╭──

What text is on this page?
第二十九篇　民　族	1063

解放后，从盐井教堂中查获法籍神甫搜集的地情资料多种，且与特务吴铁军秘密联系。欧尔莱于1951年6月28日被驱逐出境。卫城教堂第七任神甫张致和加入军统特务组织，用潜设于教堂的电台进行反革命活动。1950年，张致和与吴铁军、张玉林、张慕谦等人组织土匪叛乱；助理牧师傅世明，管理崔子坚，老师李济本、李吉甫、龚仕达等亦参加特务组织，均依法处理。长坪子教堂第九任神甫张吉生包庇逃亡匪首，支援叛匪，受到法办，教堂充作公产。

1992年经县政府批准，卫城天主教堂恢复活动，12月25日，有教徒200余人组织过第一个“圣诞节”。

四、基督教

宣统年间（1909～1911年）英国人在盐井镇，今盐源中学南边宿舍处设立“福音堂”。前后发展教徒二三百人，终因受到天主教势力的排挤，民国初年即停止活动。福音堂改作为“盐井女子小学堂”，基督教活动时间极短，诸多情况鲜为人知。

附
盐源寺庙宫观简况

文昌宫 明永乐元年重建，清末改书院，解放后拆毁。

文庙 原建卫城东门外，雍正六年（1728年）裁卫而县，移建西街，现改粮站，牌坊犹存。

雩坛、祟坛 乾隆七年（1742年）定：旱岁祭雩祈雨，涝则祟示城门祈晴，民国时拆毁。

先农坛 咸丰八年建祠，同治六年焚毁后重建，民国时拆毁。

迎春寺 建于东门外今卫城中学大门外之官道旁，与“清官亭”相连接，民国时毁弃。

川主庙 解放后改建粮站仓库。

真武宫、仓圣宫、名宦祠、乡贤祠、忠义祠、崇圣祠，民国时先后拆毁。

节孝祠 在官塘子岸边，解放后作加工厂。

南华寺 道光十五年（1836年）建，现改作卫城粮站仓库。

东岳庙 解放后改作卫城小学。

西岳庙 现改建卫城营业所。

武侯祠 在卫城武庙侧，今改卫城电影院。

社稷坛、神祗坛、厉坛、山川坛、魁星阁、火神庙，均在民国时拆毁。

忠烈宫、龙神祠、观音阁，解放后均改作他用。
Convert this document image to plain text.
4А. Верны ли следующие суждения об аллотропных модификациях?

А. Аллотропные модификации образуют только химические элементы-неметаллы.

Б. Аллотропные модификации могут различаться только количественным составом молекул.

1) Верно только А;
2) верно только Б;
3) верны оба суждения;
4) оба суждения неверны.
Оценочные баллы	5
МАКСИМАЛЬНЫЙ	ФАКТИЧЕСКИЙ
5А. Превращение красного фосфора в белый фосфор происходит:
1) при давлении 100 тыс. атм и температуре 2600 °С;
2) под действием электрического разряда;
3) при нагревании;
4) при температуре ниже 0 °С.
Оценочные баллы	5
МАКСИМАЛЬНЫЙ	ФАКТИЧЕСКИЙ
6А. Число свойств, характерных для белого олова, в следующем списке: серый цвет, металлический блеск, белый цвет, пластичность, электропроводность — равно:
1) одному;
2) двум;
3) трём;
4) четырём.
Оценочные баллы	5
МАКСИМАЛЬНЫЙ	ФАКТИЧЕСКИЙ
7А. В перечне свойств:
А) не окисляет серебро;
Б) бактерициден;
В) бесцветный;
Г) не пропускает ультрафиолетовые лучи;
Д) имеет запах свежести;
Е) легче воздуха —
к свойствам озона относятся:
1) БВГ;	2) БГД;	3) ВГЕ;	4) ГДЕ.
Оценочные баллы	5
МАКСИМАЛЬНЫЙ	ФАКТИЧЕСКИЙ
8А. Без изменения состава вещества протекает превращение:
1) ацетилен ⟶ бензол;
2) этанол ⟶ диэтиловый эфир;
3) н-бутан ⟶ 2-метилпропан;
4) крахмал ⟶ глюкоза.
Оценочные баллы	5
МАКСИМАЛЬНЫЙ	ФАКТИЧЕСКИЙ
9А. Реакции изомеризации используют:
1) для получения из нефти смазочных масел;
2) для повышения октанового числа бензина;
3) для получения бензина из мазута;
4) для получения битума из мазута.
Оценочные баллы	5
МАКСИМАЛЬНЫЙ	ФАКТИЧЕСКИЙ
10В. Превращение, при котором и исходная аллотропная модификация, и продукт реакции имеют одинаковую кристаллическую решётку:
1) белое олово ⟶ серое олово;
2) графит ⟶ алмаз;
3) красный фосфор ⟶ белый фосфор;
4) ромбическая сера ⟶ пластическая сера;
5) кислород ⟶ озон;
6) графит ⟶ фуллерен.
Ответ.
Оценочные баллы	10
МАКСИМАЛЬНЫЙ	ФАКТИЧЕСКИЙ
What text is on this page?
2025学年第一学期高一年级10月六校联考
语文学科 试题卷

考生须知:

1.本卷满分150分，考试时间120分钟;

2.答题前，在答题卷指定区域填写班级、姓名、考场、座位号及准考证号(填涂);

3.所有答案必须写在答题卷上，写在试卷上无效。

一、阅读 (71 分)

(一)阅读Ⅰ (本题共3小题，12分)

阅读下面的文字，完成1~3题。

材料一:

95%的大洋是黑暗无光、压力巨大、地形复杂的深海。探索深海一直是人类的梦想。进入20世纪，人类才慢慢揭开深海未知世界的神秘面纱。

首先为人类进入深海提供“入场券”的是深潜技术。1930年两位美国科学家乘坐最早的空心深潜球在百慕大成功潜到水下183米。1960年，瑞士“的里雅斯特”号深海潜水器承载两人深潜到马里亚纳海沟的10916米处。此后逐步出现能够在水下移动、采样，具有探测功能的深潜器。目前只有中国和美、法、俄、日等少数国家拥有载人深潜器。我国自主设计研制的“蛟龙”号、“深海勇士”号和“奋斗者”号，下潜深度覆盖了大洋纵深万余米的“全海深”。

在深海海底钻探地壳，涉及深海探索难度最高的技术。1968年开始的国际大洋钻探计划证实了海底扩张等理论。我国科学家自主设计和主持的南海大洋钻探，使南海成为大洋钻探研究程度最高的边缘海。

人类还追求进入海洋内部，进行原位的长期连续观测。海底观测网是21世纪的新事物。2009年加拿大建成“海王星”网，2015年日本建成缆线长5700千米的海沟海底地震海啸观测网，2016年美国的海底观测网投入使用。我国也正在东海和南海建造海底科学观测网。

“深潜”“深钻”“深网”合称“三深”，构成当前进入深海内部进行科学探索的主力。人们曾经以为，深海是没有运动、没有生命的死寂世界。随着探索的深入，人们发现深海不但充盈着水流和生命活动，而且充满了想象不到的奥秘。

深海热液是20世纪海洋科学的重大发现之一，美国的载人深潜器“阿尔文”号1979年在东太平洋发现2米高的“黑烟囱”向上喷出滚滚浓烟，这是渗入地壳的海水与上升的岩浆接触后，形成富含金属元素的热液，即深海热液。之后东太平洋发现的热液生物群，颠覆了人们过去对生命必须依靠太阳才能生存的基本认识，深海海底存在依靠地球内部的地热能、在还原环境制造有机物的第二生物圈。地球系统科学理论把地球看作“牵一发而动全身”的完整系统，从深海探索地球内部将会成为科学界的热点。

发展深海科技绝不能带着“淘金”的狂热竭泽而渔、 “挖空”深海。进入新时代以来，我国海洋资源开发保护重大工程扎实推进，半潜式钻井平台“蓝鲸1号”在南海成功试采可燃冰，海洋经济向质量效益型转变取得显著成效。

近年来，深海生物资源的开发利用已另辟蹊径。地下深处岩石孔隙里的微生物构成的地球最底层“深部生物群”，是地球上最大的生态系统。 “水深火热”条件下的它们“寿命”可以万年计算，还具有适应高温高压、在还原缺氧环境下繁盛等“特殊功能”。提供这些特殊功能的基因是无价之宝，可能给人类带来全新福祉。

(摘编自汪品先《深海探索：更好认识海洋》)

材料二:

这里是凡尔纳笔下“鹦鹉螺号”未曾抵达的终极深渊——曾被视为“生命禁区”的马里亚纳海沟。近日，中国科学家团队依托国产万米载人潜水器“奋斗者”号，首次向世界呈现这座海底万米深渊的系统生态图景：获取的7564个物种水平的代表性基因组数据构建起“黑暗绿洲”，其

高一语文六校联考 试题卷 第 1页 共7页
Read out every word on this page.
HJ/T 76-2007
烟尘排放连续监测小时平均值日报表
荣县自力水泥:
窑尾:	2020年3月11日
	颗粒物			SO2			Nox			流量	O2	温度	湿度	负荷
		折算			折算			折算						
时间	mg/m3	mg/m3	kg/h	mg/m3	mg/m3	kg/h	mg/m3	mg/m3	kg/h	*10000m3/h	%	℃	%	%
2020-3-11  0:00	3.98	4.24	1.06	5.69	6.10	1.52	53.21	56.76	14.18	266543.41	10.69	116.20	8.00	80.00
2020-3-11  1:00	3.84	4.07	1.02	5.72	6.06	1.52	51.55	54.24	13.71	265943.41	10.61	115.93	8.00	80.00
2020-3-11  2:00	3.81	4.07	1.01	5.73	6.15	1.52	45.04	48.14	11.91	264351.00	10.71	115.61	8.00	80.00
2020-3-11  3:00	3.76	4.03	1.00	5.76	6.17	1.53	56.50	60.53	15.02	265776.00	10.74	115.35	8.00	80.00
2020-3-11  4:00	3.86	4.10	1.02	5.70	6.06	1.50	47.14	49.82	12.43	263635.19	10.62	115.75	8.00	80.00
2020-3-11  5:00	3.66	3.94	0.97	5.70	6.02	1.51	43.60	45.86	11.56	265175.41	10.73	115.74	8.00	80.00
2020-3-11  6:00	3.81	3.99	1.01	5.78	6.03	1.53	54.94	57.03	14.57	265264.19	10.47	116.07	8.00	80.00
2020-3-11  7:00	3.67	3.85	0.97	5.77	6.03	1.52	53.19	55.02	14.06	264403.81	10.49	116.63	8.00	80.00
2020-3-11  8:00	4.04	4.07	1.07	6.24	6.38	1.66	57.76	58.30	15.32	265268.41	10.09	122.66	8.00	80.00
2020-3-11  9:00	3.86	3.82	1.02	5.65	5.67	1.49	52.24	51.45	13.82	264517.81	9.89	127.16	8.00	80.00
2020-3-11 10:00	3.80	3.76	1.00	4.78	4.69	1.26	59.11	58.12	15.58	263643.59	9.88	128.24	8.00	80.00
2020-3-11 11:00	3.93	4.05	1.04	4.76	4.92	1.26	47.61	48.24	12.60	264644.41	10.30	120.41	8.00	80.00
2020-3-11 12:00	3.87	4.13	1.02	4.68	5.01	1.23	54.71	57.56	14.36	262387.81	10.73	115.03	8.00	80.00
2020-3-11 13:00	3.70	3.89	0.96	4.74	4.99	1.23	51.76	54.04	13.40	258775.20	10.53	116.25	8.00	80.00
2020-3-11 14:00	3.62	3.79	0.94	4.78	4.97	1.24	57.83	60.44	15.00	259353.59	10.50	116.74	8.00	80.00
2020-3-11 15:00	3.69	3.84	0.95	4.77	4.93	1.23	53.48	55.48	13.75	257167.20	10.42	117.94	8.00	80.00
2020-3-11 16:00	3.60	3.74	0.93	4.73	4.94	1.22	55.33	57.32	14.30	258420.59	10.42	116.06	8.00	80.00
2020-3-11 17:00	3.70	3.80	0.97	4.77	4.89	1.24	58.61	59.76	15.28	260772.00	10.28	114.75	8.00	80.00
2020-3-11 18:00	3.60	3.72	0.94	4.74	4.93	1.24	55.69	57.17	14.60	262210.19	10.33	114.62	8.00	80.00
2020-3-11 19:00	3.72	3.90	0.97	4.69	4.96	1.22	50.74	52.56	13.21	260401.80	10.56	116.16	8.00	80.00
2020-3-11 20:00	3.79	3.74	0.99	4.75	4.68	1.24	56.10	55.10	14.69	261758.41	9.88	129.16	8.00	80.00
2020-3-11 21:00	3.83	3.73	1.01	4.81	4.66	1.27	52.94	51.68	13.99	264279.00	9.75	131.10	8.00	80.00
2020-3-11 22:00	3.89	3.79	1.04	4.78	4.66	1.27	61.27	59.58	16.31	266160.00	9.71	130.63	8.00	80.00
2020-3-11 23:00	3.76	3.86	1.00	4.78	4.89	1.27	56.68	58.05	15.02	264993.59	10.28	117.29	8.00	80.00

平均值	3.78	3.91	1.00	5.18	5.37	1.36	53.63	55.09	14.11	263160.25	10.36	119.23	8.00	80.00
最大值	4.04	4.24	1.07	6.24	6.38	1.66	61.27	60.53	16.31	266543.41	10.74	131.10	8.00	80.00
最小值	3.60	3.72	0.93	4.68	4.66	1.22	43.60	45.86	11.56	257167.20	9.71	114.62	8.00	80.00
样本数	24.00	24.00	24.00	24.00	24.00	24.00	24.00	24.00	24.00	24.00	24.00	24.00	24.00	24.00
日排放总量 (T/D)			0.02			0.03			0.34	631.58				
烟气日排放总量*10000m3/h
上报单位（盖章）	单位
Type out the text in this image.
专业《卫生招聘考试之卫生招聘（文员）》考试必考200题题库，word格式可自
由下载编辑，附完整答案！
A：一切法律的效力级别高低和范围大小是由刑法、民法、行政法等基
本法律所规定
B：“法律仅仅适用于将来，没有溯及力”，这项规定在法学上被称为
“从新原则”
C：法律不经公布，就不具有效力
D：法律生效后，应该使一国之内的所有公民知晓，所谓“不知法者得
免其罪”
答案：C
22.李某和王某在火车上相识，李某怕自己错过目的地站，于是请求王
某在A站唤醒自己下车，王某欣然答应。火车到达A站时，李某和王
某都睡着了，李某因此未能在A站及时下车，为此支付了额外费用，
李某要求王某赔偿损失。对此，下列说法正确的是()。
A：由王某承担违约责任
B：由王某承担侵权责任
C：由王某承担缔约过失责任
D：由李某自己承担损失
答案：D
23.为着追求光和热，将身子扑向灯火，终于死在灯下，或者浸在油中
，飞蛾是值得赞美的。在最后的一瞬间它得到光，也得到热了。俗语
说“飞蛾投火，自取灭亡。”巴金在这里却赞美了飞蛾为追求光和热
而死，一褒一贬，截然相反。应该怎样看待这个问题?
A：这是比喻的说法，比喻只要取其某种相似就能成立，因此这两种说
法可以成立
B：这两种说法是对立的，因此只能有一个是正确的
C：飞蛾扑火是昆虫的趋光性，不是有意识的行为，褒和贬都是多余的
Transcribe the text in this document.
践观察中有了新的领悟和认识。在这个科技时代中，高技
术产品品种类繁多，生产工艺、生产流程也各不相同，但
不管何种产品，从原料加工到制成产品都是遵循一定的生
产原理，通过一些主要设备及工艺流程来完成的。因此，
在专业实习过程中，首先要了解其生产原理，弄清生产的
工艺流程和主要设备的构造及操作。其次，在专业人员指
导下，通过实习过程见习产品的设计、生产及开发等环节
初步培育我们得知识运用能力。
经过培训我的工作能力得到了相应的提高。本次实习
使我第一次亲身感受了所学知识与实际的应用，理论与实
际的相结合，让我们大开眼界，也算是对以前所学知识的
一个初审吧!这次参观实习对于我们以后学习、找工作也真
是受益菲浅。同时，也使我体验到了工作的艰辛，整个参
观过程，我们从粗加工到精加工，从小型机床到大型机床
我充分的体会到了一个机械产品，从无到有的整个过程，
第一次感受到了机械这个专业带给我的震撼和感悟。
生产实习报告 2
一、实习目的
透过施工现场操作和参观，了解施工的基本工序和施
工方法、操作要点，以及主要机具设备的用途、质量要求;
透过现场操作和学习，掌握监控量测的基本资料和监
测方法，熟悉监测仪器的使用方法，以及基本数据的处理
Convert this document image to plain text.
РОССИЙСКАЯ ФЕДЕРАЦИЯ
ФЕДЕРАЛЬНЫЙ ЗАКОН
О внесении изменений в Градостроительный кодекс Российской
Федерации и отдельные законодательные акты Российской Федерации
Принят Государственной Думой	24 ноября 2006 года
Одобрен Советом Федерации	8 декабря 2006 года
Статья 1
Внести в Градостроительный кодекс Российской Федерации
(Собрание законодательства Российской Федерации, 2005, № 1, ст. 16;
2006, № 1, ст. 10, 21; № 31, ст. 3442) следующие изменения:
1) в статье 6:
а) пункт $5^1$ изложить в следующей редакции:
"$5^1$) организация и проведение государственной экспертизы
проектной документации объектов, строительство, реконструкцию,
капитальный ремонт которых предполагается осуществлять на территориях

╰──

• Set problem: From the records given above, copy all lines containing "температуре".

• Response to the exercise:
1) при давлении 100 тыс. атм и температуре 2600 °С;
4) при температуре ниже 0 °С.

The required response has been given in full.